╭─ Entries

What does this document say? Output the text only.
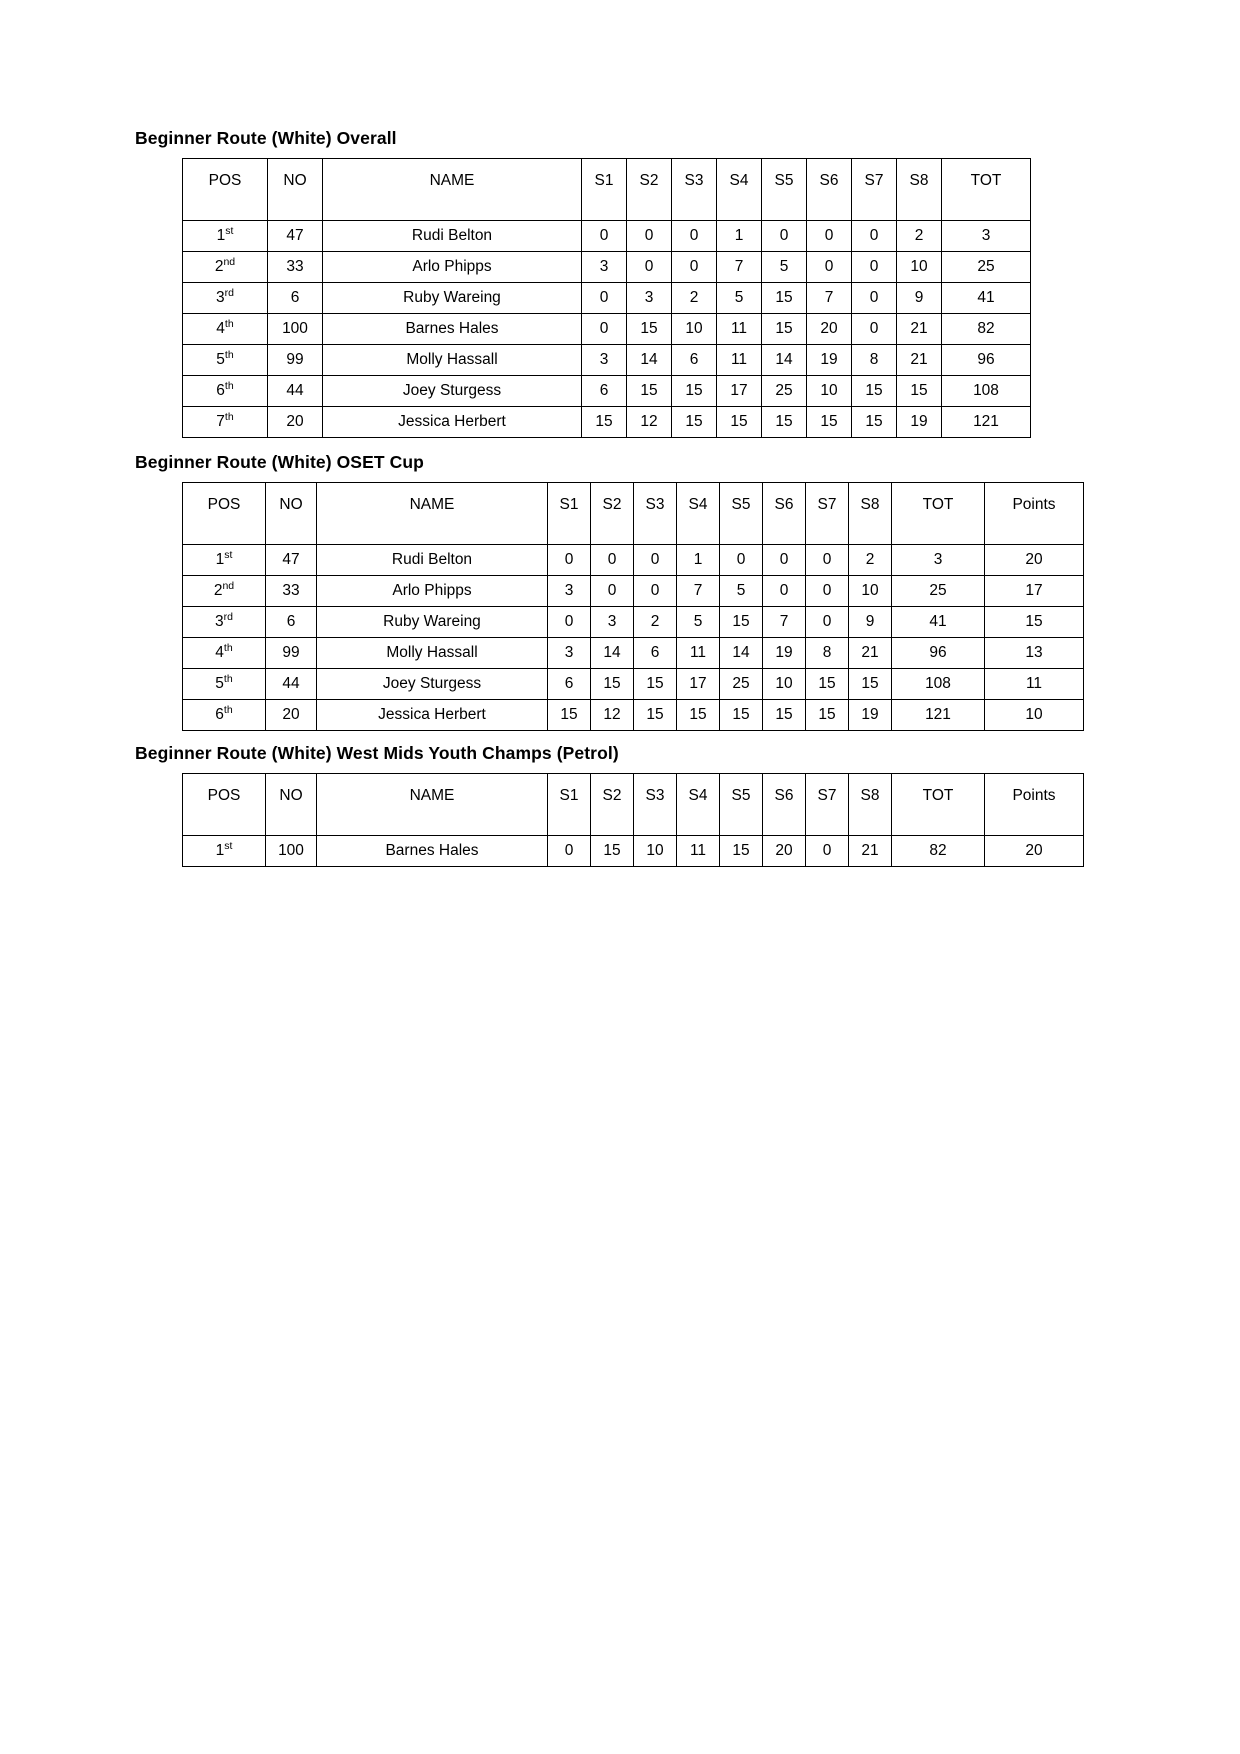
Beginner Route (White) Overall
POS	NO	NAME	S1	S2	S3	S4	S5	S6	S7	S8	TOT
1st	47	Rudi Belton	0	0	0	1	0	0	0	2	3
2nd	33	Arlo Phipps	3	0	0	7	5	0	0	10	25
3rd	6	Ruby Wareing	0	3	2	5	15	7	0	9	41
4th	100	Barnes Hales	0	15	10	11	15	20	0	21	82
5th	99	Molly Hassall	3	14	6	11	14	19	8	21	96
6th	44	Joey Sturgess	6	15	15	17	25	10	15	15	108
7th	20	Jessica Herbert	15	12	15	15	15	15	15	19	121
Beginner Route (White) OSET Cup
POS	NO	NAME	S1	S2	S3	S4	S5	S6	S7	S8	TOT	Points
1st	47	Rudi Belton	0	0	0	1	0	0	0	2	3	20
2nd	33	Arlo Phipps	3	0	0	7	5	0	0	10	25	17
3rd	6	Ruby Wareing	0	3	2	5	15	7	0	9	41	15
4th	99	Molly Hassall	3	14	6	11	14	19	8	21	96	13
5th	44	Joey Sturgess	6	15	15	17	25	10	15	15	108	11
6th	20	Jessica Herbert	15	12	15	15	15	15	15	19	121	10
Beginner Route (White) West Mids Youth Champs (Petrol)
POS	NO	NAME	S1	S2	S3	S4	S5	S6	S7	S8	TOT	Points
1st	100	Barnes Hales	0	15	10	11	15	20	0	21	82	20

╰─

**Task statement**
Go through the data and gather every line that holds "Herbert".

**Response to this task**
7th	20	Jessica Herbert	15	12	15	15	15	15	15	19	121
6th	20	Jessica Herbert	15	12	15	15	15	15	15	19	121	10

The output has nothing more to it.